— Begin SUPPLIED MATERIAL —
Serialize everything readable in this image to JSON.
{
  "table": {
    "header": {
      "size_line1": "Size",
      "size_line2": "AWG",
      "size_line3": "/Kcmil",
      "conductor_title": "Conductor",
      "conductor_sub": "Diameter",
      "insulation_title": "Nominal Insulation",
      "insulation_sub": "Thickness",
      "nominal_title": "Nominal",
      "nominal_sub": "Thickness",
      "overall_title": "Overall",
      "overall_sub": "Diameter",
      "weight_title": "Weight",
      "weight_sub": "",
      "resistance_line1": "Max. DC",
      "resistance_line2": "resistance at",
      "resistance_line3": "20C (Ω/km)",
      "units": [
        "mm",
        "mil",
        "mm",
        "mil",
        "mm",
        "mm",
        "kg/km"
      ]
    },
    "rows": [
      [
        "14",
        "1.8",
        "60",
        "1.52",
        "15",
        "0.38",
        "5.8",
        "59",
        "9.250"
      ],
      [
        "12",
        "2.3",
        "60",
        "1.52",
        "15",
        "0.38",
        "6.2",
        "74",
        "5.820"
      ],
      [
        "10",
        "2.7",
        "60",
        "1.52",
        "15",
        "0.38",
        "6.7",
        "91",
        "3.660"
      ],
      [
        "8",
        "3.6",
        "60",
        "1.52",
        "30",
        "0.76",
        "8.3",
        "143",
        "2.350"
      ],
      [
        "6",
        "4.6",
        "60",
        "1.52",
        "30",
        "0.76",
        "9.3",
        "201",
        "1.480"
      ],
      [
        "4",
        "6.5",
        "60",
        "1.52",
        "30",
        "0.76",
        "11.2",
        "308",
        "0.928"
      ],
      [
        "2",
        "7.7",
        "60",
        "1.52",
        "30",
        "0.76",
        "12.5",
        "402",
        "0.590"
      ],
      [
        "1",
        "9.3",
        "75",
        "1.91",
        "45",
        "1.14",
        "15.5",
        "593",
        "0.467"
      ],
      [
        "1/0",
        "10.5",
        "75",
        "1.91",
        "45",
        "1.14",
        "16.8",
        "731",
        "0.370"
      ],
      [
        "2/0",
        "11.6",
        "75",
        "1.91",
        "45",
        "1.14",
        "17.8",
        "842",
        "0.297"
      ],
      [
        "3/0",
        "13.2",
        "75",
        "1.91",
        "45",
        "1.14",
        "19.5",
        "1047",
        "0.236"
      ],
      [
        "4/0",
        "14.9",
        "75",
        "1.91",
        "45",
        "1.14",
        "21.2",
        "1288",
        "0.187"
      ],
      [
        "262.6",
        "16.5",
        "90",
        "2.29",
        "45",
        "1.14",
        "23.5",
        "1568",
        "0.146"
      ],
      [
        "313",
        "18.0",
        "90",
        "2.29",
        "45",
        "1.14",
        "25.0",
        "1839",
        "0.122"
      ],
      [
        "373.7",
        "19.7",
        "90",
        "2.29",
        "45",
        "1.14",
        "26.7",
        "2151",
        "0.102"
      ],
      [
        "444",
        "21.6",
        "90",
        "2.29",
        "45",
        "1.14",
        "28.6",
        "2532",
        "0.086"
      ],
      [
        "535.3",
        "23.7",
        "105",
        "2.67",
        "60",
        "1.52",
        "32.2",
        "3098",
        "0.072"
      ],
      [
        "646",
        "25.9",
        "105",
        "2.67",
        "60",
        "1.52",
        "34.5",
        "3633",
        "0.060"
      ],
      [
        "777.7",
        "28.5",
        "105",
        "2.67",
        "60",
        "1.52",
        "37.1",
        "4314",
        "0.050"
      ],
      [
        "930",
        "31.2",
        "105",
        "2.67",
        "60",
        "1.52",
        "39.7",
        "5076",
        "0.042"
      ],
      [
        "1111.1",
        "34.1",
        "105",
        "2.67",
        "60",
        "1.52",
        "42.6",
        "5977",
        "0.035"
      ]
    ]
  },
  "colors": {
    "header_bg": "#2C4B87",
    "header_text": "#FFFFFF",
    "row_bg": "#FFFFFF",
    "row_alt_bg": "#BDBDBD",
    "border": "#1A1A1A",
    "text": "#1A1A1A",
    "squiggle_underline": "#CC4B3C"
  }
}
— End SUPPLIED MATERIAL —
▶ **EXERCISE**
Show the data once more, exactly as it was written.

▶ **RESULT OF THIS TASK**
Serialize everything readable in this image to JSON.
{
  "table": {
    "header": {
      "size_line1": "Size",
      "size_line2": "AWG",
      "size_line3": "/Kcmil",
      "conductor_title": "Conductor",
      "conductor_sub": "Diameter",
      "insulation_title": "Nominal Insulation",
      "insulation_sub": "Thickness",
      "nominal_title": "Nominal",
      "nominal_sub": "Thickness",
      "overall_title": "Overall",
      "overall_sub": "Diameter",
      "weight_title": "Weight",
      "weight_sub": "",
      "resistance_line1": "Max. DC",
      "resistance_line2": "resistance at",
      "resistance_line3": "20C (Ω/km)",
      "units": [
        "mm",
        "mil",
        "mm",
        "mil",
        "mm",
        "mm",
        "kg/km"
      ]
    },
    "rows": [
      [
        "14",
        "1.8",
        "60",
        "1.52",
        "15",
        "0.38",
        "5.8",
        "59",
        "9.250"
      ],
      [
        "12",
        "2.3",
        "60",
        "1.52",
        "15",
        "0.38",
        "6.2",
        "74",
        "5.820"
      ],
      [
        "10",
        "2.7",
        "60",
        "1.52",
        "15",
        "0.38",
        "6.7",
        "91",
        "3.660"
      ],
      [
        "8",
        "3.6",
        "60",
        "1.52",
        "30",
        "0.76",
        "8.3",
        "143",
        "2.350"
      ],
      [
        "6",
        "4.6",
        "60",
        "1.52",
        "30",
        "0.76",
        "9.3",
        "201",
        "1.480"
      ],
      [
        "4",
        "6.5",
        "60",
        "1.52",
        "30",
        "0.76",
        "11.2",
        "308",
        "0.928"
      ],
      [
        "2",
        "7.7",
        "60",
        "1.52",
        "30",
        "0.76",
        "12.5",
        "402",
        "0.590"
      ],
      [
        "1",
        "9.3",
        "75",
        "1.91",
        "45",
        "1.14",
        "15.5",
        "593",
        "0.467"
      ],
      [
        "1/0",
        "10.5",
        "75",
        "1.91",
        "45",
        "1.14",
        "16.8",
        "731",
        "0.370"
      ],
      [
        "2/0",
        "11.6",
        "75",
        "1.91",
        "45",
        "1.14",
        "17.8",
        "842",
        "0.297"
      ],
      [
        "3/0",
        "13.2",
        "75",
        "1.91",
        "45",
        "1.14",
        "19.5",
        "1047",
        "0.236"
      ],
      [
        "4/0",
        "14.9",
        "75",
        "1.91",
        "45",
        "1.14",
        "21.2",
        "1288",
        "0.187"
      ],
      [
        "262.6",
        "16.5",
        "90",
        "2.29",
        "45",
        "1.14",
        "23.5",
        "1568",
        "0.146"
      ],
      [
        "313",
        "18.0",
        "90",
        "2.29",
        "45",
        "1.14",
        "25.0",
        "1839",
        "0.122"
      ],
      [
        "373.7",
        "19.7",
        "90",
        "2.29",
        "45",
        "1.14",
        "26.7",
        "2151",
        "0.102"
      ],
      [
        "444",
        "21.6",
        "90",
        "2.29",
        "45",
        "1.14",
        "28.6",
        "2532",
        "0.086"
      ],
      [
        "535.3",
        "23.7",
        "105",
        "2.67",
        "60",
        "1.52",
        "32.2",
        "3098",
        "0.072"
      ],
      [
        "646",
        "25.9",
        "105",
        "2.67",
        "60",
        "1.52",
        "34.5",
        "3633",
        "0.060"
      ],
      [
        "777.7",
        "28.5",
        "105",
        "2.67",
        "60",
        "1.52",
        "37.1",
        "4314",
        "0.050"
      ],
      [
        "930",
        "31.2",
        "105",
        "2.67",
        "60",
        "1.52",
        "39.7",
        "5076",
        "0.042"
      ],
      [
        "1111.1",
        "34.1",
        "105",
        "2.67",
        "60",
        "1.52",
        "42.6",
        "5977",
        "0.035"
      ]
    ]
  },
  "colors": {
    "header_bg": "#2C4B87",
    "header_text": "#FFFFFF",
    "row_bg": "#FFFFFF",
    "row_alt_bg": "#BDBDBD",
    "border": "#1A1A1A",
    "text": "#1A1A1A",
    "squiggle_underline": "#CC4B3C"
  }
}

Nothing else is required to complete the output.